Task goal
Extract the lines of the data that run from its first line through the line holding "problems-icon [1036, 1286, 1055, 1304]", inclusive, and reproduce them verbatim.

(Records)
┄┄┄┄┄┄┄┄┄┄
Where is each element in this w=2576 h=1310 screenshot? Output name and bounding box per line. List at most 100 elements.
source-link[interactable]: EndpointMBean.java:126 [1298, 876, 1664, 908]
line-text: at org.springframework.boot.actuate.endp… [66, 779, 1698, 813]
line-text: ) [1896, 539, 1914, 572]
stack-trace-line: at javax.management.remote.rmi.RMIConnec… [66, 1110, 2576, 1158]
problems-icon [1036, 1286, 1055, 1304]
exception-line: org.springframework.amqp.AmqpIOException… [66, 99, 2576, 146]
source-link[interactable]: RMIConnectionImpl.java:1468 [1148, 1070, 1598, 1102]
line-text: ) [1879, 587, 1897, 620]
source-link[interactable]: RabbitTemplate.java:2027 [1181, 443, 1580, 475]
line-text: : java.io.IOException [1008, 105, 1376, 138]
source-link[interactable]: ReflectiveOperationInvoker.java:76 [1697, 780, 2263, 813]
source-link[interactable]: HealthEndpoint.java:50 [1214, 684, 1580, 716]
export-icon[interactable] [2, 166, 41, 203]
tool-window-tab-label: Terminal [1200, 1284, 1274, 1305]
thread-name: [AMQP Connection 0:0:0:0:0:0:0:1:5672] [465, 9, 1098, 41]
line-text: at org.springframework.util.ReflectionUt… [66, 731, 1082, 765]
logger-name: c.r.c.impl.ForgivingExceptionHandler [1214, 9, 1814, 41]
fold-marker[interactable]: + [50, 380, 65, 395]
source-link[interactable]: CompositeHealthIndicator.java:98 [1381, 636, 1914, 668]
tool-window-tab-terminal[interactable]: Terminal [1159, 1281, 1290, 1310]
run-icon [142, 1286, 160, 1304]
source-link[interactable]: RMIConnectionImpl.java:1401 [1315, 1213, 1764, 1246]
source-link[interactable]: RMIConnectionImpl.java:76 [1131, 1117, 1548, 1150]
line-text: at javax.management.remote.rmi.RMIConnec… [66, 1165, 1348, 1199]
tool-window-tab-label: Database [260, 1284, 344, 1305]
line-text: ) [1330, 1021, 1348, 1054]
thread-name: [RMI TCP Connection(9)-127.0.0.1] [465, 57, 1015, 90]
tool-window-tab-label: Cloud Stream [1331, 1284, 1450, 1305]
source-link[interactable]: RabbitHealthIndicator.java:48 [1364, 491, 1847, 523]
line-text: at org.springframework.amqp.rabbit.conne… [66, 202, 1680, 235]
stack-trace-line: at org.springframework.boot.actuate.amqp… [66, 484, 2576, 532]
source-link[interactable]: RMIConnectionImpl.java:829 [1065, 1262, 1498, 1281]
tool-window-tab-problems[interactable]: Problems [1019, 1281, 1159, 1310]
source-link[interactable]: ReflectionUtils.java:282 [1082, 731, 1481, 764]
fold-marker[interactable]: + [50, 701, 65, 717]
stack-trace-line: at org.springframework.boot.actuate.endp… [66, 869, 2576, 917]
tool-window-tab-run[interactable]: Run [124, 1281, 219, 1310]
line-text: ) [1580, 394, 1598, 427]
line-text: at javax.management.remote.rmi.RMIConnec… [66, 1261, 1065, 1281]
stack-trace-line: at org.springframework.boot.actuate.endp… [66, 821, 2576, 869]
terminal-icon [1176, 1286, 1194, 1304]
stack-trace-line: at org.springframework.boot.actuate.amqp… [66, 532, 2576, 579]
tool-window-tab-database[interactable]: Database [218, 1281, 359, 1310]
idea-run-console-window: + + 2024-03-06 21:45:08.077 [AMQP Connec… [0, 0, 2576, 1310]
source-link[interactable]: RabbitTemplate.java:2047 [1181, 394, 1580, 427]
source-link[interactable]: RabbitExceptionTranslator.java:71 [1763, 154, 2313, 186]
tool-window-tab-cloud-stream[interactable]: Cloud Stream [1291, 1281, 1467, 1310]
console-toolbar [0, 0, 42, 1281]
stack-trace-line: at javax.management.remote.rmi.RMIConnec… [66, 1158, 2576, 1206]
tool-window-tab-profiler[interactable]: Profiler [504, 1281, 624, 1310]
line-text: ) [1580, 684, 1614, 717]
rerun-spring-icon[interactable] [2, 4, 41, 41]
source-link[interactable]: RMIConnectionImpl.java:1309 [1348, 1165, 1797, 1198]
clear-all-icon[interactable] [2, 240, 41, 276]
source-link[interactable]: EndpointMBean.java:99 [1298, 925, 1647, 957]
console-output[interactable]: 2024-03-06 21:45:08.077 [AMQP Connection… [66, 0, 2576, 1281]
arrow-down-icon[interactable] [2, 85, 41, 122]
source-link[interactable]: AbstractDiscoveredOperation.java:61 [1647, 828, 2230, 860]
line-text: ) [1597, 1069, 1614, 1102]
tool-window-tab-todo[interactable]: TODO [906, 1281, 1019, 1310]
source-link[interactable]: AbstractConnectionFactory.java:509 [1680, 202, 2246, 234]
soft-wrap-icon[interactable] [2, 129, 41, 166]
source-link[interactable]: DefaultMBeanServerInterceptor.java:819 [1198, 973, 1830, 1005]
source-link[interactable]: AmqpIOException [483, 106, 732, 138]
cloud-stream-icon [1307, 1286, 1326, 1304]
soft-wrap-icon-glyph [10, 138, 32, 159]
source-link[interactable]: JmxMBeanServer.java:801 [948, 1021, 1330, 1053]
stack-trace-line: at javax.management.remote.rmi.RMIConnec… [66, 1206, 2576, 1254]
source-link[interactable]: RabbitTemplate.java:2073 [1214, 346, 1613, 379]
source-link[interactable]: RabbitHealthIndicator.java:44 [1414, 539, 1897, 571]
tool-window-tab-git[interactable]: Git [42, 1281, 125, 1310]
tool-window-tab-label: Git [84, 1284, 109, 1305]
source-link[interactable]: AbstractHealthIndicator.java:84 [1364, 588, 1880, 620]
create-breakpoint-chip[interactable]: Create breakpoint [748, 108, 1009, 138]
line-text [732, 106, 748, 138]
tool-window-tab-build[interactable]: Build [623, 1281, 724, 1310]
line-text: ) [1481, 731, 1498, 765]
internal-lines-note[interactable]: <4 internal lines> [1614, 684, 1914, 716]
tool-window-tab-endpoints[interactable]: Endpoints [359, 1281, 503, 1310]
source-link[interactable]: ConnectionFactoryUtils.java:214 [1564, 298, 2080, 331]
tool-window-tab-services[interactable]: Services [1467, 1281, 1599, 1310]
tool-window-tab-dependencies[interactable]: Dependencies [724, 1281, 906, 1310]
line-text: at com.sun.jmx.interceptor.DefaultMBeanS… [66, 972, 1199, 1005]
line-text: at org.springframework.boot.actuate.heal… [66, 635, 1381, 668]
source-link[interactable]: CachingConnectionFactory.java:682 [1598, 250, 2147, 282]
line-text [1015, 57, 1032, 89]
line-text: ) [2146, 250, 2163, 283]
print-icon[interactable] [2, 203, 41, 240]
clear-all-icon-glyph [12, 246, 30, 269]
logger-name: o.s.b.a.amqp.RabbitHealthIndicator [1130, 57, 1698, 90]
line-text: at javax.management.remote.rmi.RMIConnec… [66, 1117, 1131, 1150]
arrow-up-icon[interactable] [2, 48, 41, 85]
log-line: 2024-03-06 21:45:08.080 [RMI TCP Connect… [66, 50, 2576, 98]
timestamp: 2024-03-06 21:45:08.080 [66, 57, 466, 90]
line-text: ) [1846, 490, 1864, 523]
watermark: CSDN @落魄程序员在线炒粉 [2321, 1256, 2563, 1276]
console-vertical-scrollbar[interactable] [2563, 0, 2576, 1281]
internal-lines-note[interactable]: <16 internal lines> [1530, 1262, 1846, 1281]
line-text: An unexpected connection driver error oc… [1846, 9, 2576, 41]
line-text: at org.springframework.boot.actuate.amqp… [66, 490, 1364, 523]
┄┄┄┄┄┄┄┄┄┄
Solution below
Where is each element in this w=2576 h=1310 screenshot? Output name and bounding box per line. List at most 100 elements.
source-link[interactable]: EndpointMBean.java:126 [1298, 876, 1664, 908]
line-text: at org.springframework.boot.actuate.endp… [66, 779, 1698, 813]
line-text: ) [1896, 539, 1914, 572]
stack-trace-line: at javax.management.remote.rmi.RMIConnec… [66, 1110, 2576, 1158]
problems-icon [1036, 1286, 1055, 1304]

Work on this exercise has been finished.